WRITTEN EXERCISE => Pictures don't belong in the copy; print all the records exactly.

MATERIAL PROVIDED =>
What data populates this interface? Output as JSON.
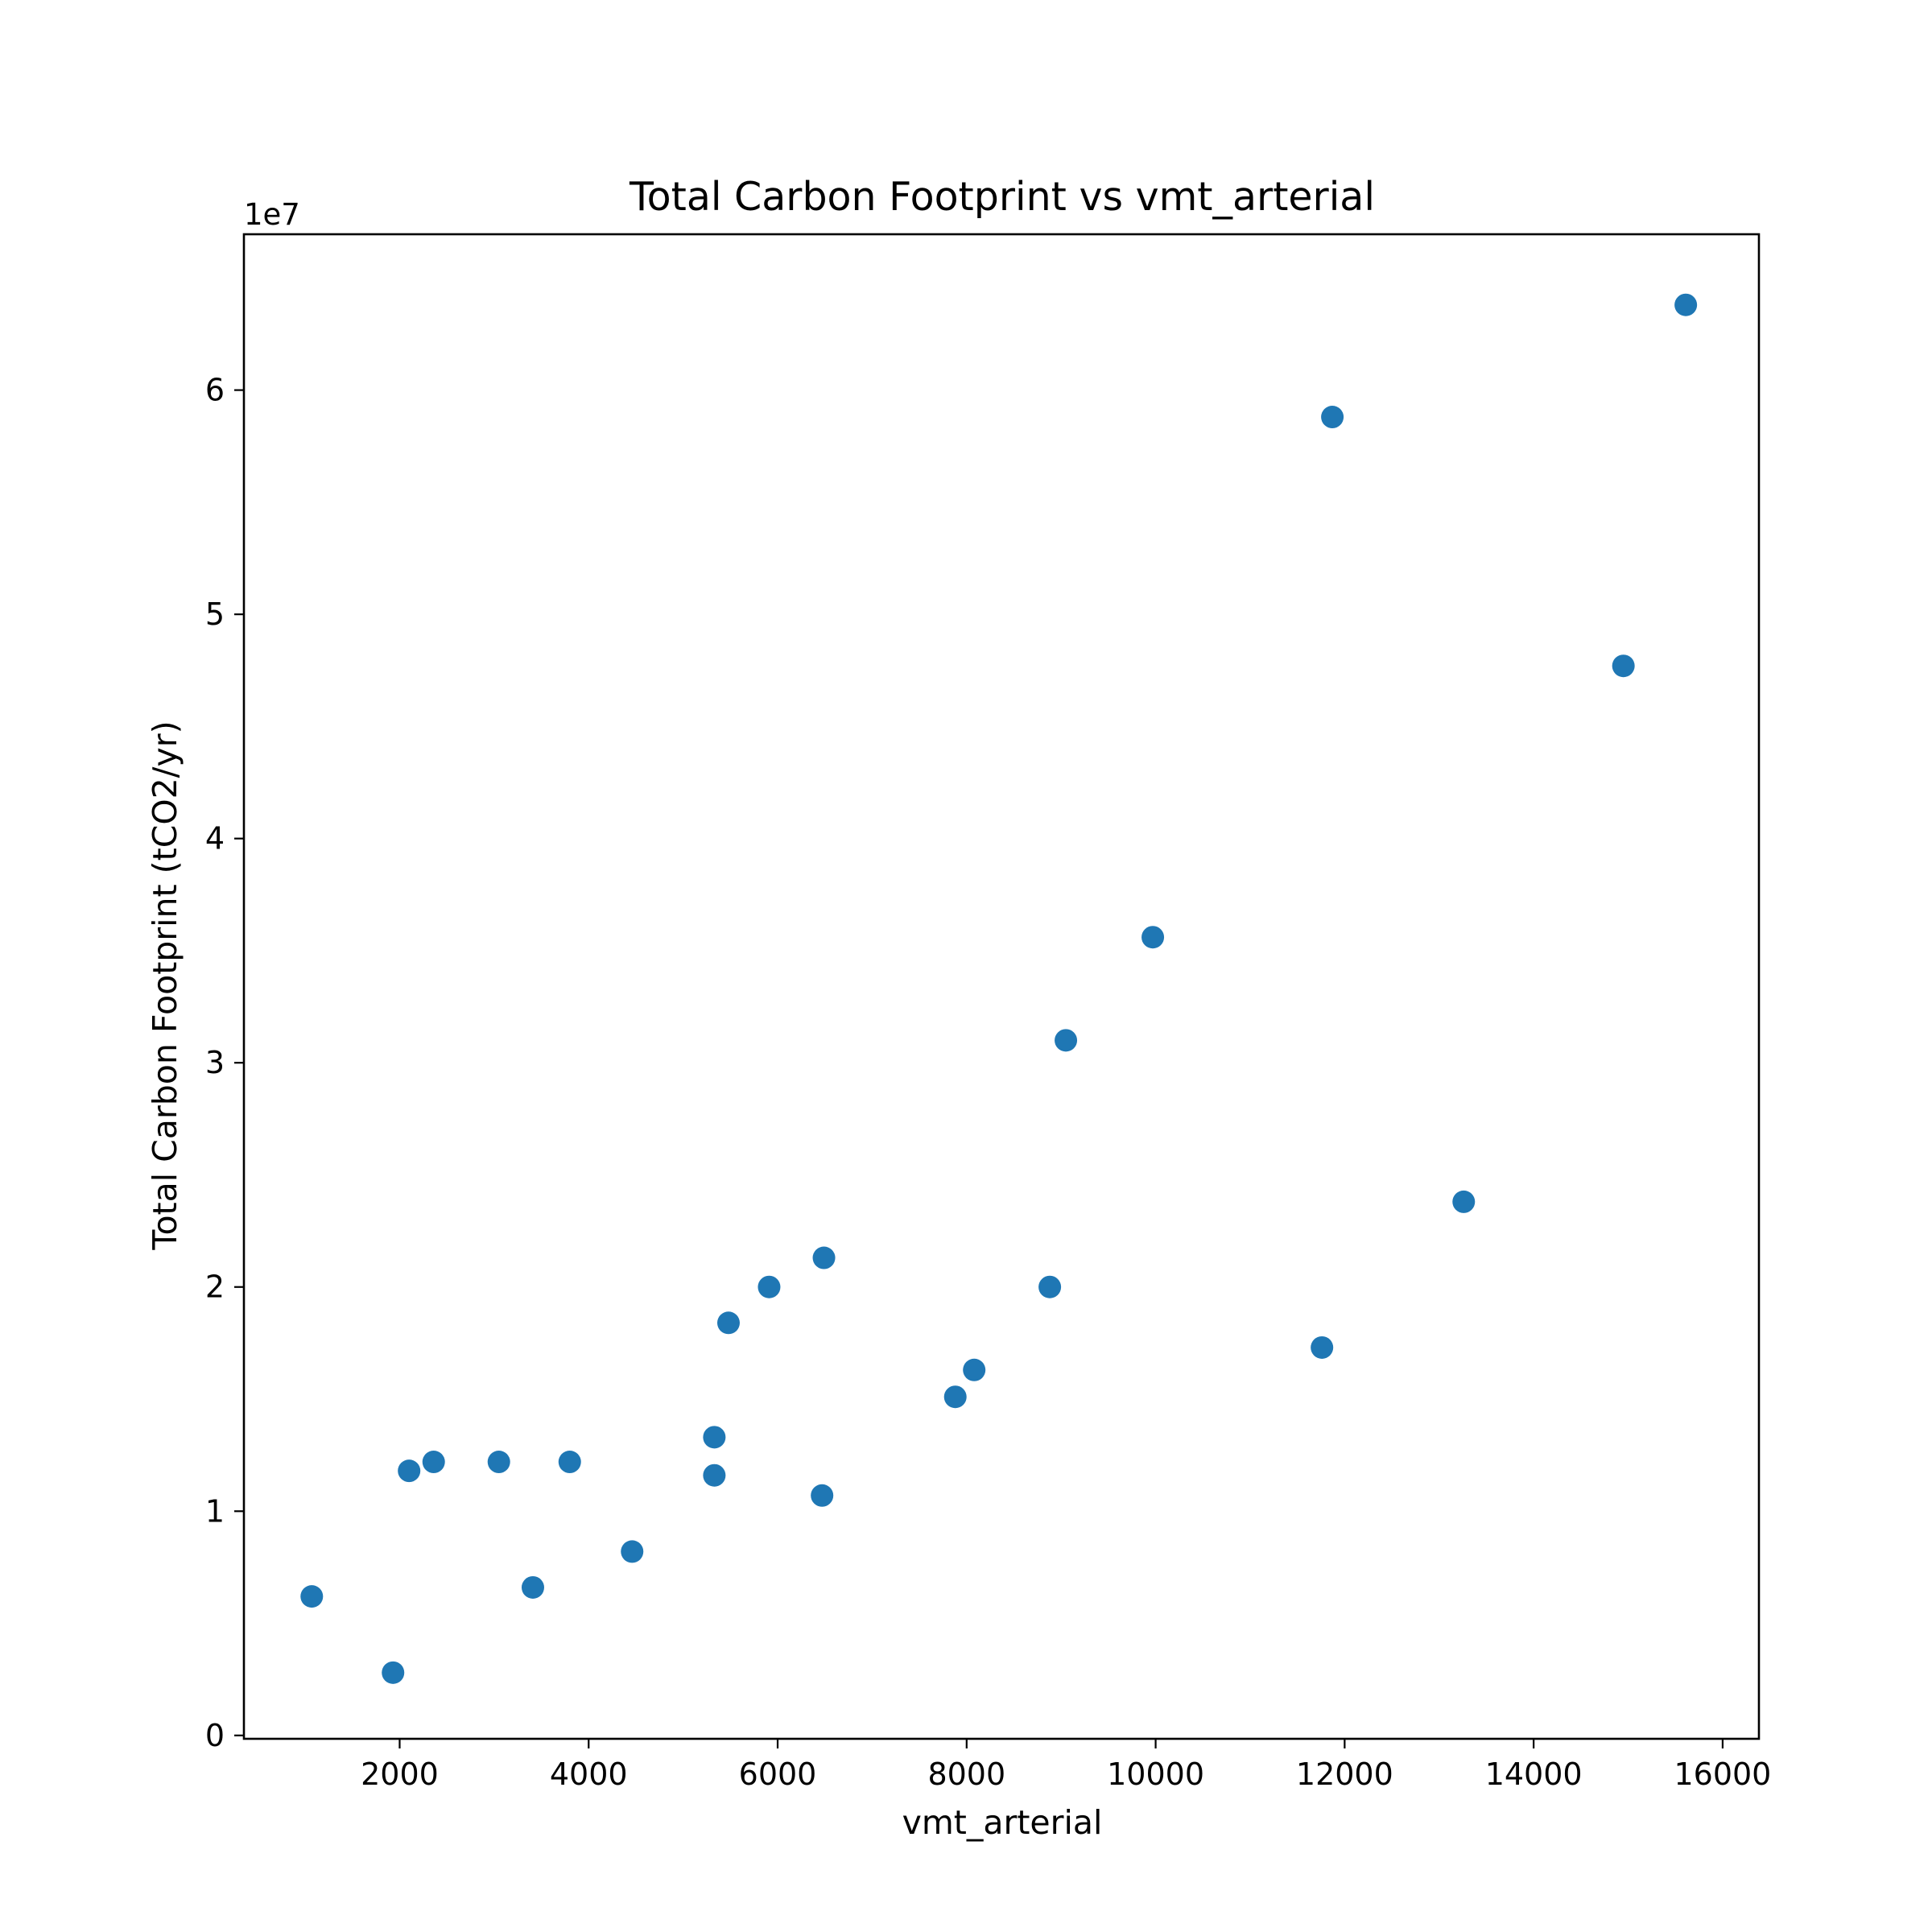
{
  "chart_data": {
    "type": "scatter",
    "title": "Total Carbon Footprint vs vmt_arterial",
    "xlabel": "vmt_arterial",
    "ylabel": "Total Carbon Footprint (tCO2/yr)",
    "y_offset_label": "1e7",
    "xlim": [
      352,
      16384
    ],
    "ylim": [
      -150000,
      66950000
    ],
    "x_ticks": [
      2000,
      4000,
      6000,
      8000,
      10000,
      12000,
      14000,
      16000
    ],
    "x_tick_labels": [
      "2000",
      "4000",
      "6000",
      "8000",
      "10000",
      "12000",
      "14000",
      "16000"
    ],
    "y_ticks": [
      0,
      10000000,
      20000000,
      30000000,
      40000000,
      50000000,
      60000000
    ],
    "y_tick_labels": [
      "0",
      "1",
      "2",
      "3",
      "4",
      "5",
      "6"
    ],
    "grid": false,
    "marker_color": "#1f77b4",
    "points": [
      {
        "x": 1070,
        "y": 6200000
      },
      {
        "x": 1930,
        "y": 2800000
      },
      {
        "x": 2100,
        "y": 11800000
      },
      {
        "x": 2360,
        "y": 12200000
      },
      {
        "x": 3050,
        "y": 12200000
      },
      {
        "x": 3410,
        "y": 6600000
      },
      {
        "x": 3800,
        "y": 12200000
      },
      {
        "x": 4460,
        "y": 8200000
      },
      {
        "x": 5330,
        "y": 13300000
      },
      {
        "x": 5330,
        "y": 11600000
      },
      {
        "x": 5480,
        "y": 18400000
      },
      {
        "x": 5910,
        "y": 20000000
      },
      {
        "x": 6470,
        "y": 10700000
      },
      {
        "x": 6490,
        "y": 21300000
      },
      {
        "x": 7880,
        "y": 15100000
      },
      {
        "x": 8080,
        "y": 16300000
      },
      {
        "x": 8880,
        "y": 20000000
      },
      {
        "x": 9050,
        "y": 31000000
      },
      {
        "x": 9970,
        "y": 35600000
      },
      {
        "x": 11760,
        "y": 17300000
      },
      {
        "x": 11870,
        "y": 58800000
      },
      {
        "x": 13260,
        "y": 23800000
      },
      {
        "x": 14950,
        "y": 47700000
      },
      {
        "x": 15610,
        "y": 63800000
      }
    ]
  }
}
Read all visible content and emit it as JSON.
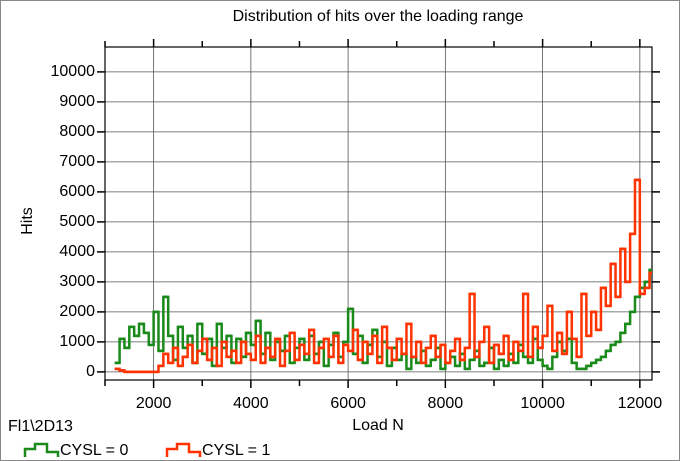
{
  "chart_data": {
    "type": "step",
    "title": "Distribution of hits over the loading range",
    "subtitle": "Fl1\\2D13",
    "x_label": "Load N",
    "y_label": "Hits",
    "xlim": [
      1000,
      12250
    ],
    "ylim": [
      -270,
      10830
    ],
    "xticks": [
      2000,
      4000,
      6000,
      8000,
      10000,
      12000
    ],
    "x_minor_ticks": [
      1000,
      3000,
      5000,
      7000,
      9000,
      11000
    ],
    "yticks": [
      0,
      1000,
      2000,
      3000,
      4000,
      5000,
      6000,
      7000,
      8000,
      9000,
      10000
    ],
    "grid": true,
    "legend": "bottom-left",
    "x": [
      1200,
      1300,
      1400,
      1500,
      1600,
      1700,
      1800,
      1900,
      2000,
      2100,
      2200,
      2300,
      2400,
      2500,
      2600,
      2700,
      2800,
      2900,
      3000,
      3100,
      3200,
      3300,
      3400,
      3500,
      3600,
      3700,
      3800,
      3900,
      4000,
      4100,
      4200,
      4300,
      4400,
      4500,
      4600,
      4700,
      4800,
      4900,
      5000,
      5100,
      5200,
      5300,
      5400,
      5500,
      5600,
      5700,
      5800,
      5900,
      6000,
      6100,
      6200,
      6300,
      6400,
      6500,
      6600,
      6700,
      6800,
      6900,
      7000,
      7100,
      7200,
      7300,
      7400,
      7500,
      7600,
      7700,
      7800,
      7900,
      8000,
      8100,
      8200,
      8300,
      8400,
      8500,
      8600,
      8700,
      8800,
      8900,
      9000,
      9100,
      9200,
      9300,
      9400,
      9500,
      9600,
      9700,
      9800,
      9900,
      10000,
      10100,
      10200,
      10300,
      10400,
      10500,
      10600,
      10700,
      10800,
      10900,
      11000,
      11100,
      11200,
      11300,
      11400,
      11500,
      11600,
      11700,
      11800,
      11900,
      12000,
      12100,
      12200
    ],
    "series": [
      {
        "name": "CYSL = 0",
        "color": "#1a8a1a",
        "values": [
          300,
          1100,
          800,
          1500,
          1200,
          1600,
          1300,
          900,
          2000,
          700,
          2500,
          1200,
          400,
          1500,
          800,
          1200,
          300,
          1600,
          600,
          1100,
          200,
          1600,
          800,
          1200,
          300,
          1100,
          500,
          1300,
          900,
          1700,
          600,
          1300,
          400,
          1000,
          700,
          1200,
          300,
          800,
          1100,
          400,
          1200,
          600,
          1000,
          200,
          900,
          1300,
          500,
          1000,
          2100,
          600,
          1200,
          300,
          900,
          1400,
          500,
          1000,
          200,
          800,
          400,
          600,
          100,
          500,
          300,
          700,
          200,
          400,
          800,
          100,
          300,
          500,
          200,
          600,
          100,
          400,
          700,
          200,
          300,
          800,
          100,
          400,
          200,
          600,
          300,
          900,
          500,
          300,
          1100,
          400,
          200,
          100,
          500,
          1000,
          700,
          1100,
          300,
          100,
          100,
          200,
          300,
          400,
          500,
          700,
          900,
          1000,
          1300,
          1600,
          2000,
          2500,
          2800,
          3000,
          3400
        ]
      },
      {
        "name": "CYSL = 1",
        "color": "#ff3300",
        "values": [
          100,
          50,
          0,
          0,
          0,
          0,
          0,
          0,
          0,
          200,
          600,
          300,
          800,
          200,
          500,
          900,
          300,
          700,
          1100,
          400,
          800,
          200,
          1000,
          500,
          700,
          300,
          1000,
          600,
          400,
          1200,
          300,
          800,
          500,
          1100,
          200,
          700,
          1300,
          400,
          900,
          600,
          1400,
          300,
          800,
          1100,
          500,
          1200,
          300,
          900,
          700,
          1400,
          400,
          1000,
          600,
          1200,
          300,
          1500,
          800,
          400,
          1100,
          600,
          1600,
          500,
          1000,
          300,
          800,
          1200,
          500,
          900,
          300,
          700,
          1100,
          400,
          800,
          2600,
          500,
          1000,
          1500,
          300,
          900,
          600,
          1200,
          400,
          1000,
          700,
          2600,
          500,
          1500,
          800,
          1200,
          2200,
          700,
          1300,
          600,
          2000,
          1100,
          500,
          2600,
          1200,
          2000,
          1400,
          2800,
          2200,
          3600,
          2500,
          4100,
          3000,
          4600,
          6400,
          2600,
          2800,
          3300
        ]
      }
    ]
  }
}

SOLUTION TO THIS EXERCISE =>
What data populates this interface? Output as JSON.
{
  "chart_data": {
    "type": "scatter",
    "title": "Total Carbon Footprint vs vmt_arterial",
    "xlabel": "vmt_arterial",
    "ylabel": "Total Carbon Footprint (tCO2/yr)",
    "y_offset_label": "1e7",
    "xlim": [
      352,
      16384
    ],
    "ylim": [
      -150000,
      66950000
    ],
    "x_ticks": [
      2000,
      4000,
      6000,
      8000,
      10000,
      12000,
      14000,
      16000
    ],
    "x_tick_labels": [
      "2000",
      "4000",
      "6000",
      "8000",
      "10000",
      "12000",
      "14000",
      "16000"
    ],
    "y_ticks": [
      0,
      10000000,
      20000000,
      30000000,
      40000000,
      50000000,
      60000000
    ],
    "y_tick_labels": [
      "0",
      "1",
      "2",
      "3",
      "4",
      "5",
      "6"
    ],
    "grid": false,
    "marker_color": "#1f77b4",
    "points": [
      {
        "x": 1070,
        "y": 6200000
      },
      {
        "x": 1930,
        "y": 2800000
      },
      {
        "x": 2100,
        "y": 11800000
      },
      {
        "x": 2360,
        "y": 12200000
      },
      {
        "x": 3050,
        "y": 12200000
      },
      {
        "x": 3410,
        "y": 6600000
      },
      {
        "x": 3800,
        "y": 12200000
      },
      {
        "x": 4460,
        "y": 8200000
      },
      {
        "x": 5330,
        "y": 13300000
      },
      {
        "x": 5330,
        "y": 11600000
      },
      {
        "x": 5480,
        "y": 18400000
      },
      {
        "x": 5910,
        "y": 20000000
      },
      {
        "x": 6470,
        "y": 10700000
      },
      {
        "x": 6490,
        "y": 21300000
      },
      {
        "x": 7880,
        "y": 15100000
      },
      {
        "x": 8080,
        "y": 16300000
      },
      {
        "x": 8880,
        "y": 20000000
      },
      {
        "x": 9050,
        "y": 31000000
      },
      {
        "x": 9970,
        "y": 35600000
      },
      {
        "x": 11760,
        "y": 17300000
      },
      {
        "x": 11870,
        "y": 58800000
      },
      {
        "x": 13260,
        "y": 23800000
      },
      {
        "x": 14950,
        "y": 47700000
      },
      {
        "x": 15610,
        "y": 63800000
      }
    ]
  }
}
Read all visible content and emit it as JSON.
{
  "chart_data": {
    "type": "step",
    "title": "Distribution of hits over the loading range",
    "subtitle": "Fl1\\2D13",
    "x_label": "Load N",
    "y_label": "Hits",
    "xlim": [
      1000,
      12250
    ],
    "ylim": [
      -270,
      10830
    ],
    "xticks": [
      2000,
      4000,
      6000,
      8000,
      10000,
      12000
    ],
    "x_minor_ticks": [
      1000,
      3000,
      5000,
      7000,
      9000,
      11000
    ],
    "yticks": [
      0,
      1000,
      2000,
      3000,
      4000,
      5000,
      6000,
      7000,
      8000,
      9000,
      10000
    ],
    "grid": true,
    "legend": "bottom-left",
    "x": [
      1200,
      1300,
      1400,
      1500,
      1600,
      1700,
      1800,
      1900,
      2000,
      2100,
      2200,
      2300,
      2400,
      2500,
      2600,
      2700,
      2800,
      2900,
      3000,
      3100,
      3200,
      3300,
      3400,
      3500,
      3600,
      3700,
      3800,
      3900,
      4000,
      4100,
      4200,
      4300,
      4400,
      4500,
      4600,
      4700,
      4800,
      4900,
      5000,
      5100,
      5200,
      5300,
      5400,
      5500,
      5600,
      5700,
      5800,
      5900,
      6000,
      6100,
      6200,
      6300,
      6400,
      6500,
      6600,
      6700,
      6800,
      6900,
      7000,
      7100,
      7200,
      7300,
      7400,
      7500,
      7600,
      7700,
      7800,
      7900,
      8000,
      8100,
      8200,
      8300,
      8400,
      8500,
      8600,
      8700,
      8800,
      8900,
      9000,
      9100,
      9200,
      9300,
      9400,
      9500,
      9600,
      9700,
      9800,
      9900,
      10000,
      10100,
      10200,
      10300,
      10400,
      10500,
      10600,
      10700,
      10800,
      10900,
      11000,
      11100,
      11200,
      11300,
      11400,
      11500,
      11600,
      11700,
      11800,
      11900,
      12000,
      12100,
      12200
    ],
    "series": [
      {
        "name": "CYSL = 0",
        "color": "#1a8a1a",
        "values": [
          300,
          1100,
          800,
          1500,
          1200,
          1600,
          1300,
          900,
          2000,
          700,
          2500,
          1200,
          400,
          1500,
          800,
          1200,
          300,
          1600,
          600,
          1100,
          200,
          1600,
          800,
          1200,
          300,
          1100,
          500,
          1300,
          900,
          1700,
          600,
          1300,
          400,
          1000,
          700,
          1200,
          300,
          800,
          1100,
          400,
          1200,
          600,
          1000,
          200,
          900,
          1300,
          500,
          1000,
          2100,
          600,
          1200,
          300,
          900,
          1400,
          500,
          1000,
          200,
          800,
          400,
          600,
          100,
          500,
          300,
          700,
          200,
          400,
          800,
          100,
          300,
          500,
          200,
          600,
          100,
          400,
          700,
          200,
          300,
          800,
          100,
          400,
          200,
          600,
          300,
          900,
          500,
          300,
          1100,
          400,
          200,
          100,
          500,
          1000,
          700,
          1100,
          300,
          100,
          100,
          200,
          300,
          400,
          500,
          700,
          900,
          1000,
          1300,
          1600,
          2000,
          2500,
          2800,
          3000,
          3400
        ]
      },
      {
        "name": "CYSL = 1",
        "color": "#ff3300",
        "values": [
          100,
          50,
          0,
          0,
          0,
          0,
          0,
          0,
          0,
          200,
          600,
          300,
          800,
          200,
          500,
          900,
          300,
          700,
          1100,
          400,
          800,
          200,
          1000,
          500,
          700,
          300,
          1000,
          600,
          400,
          1200,
          300,
          800,
          500,
          1100,
          200,
          700,
          1300,
          400,
          900,
          600,
          1400,
          300,
          800,
          1100,
          500,
          1200,
          300,
          900,
          700,
          1400,
          400,
          1000,
          600,
          1200,
          300,
          1500,
          800,
          400,
          1100,
          600,
          1600,
          500,
          1000,
          300,
          800,
          1200,
          500,
          900,
          300,
          700,
          1100,
          400,
          800,
          2600,
          500,
          1000,
          1500,
          300,
          900,
          600,
          1200,
          400,
          1000,
          700,
          2600,
          500,
          1500,
          800,
          1200,
          2200,
          700,
          1300,
          600,
          2000,
          1100,
          500,
          2600,
          1200,
          2000,
          1400,
          2800,
          2200,
          3600,
          2500,
          4100,
          3000,
          4600,
          6400,
          2600,
          2800,
          3300
        ]
      }
    ]
  }
}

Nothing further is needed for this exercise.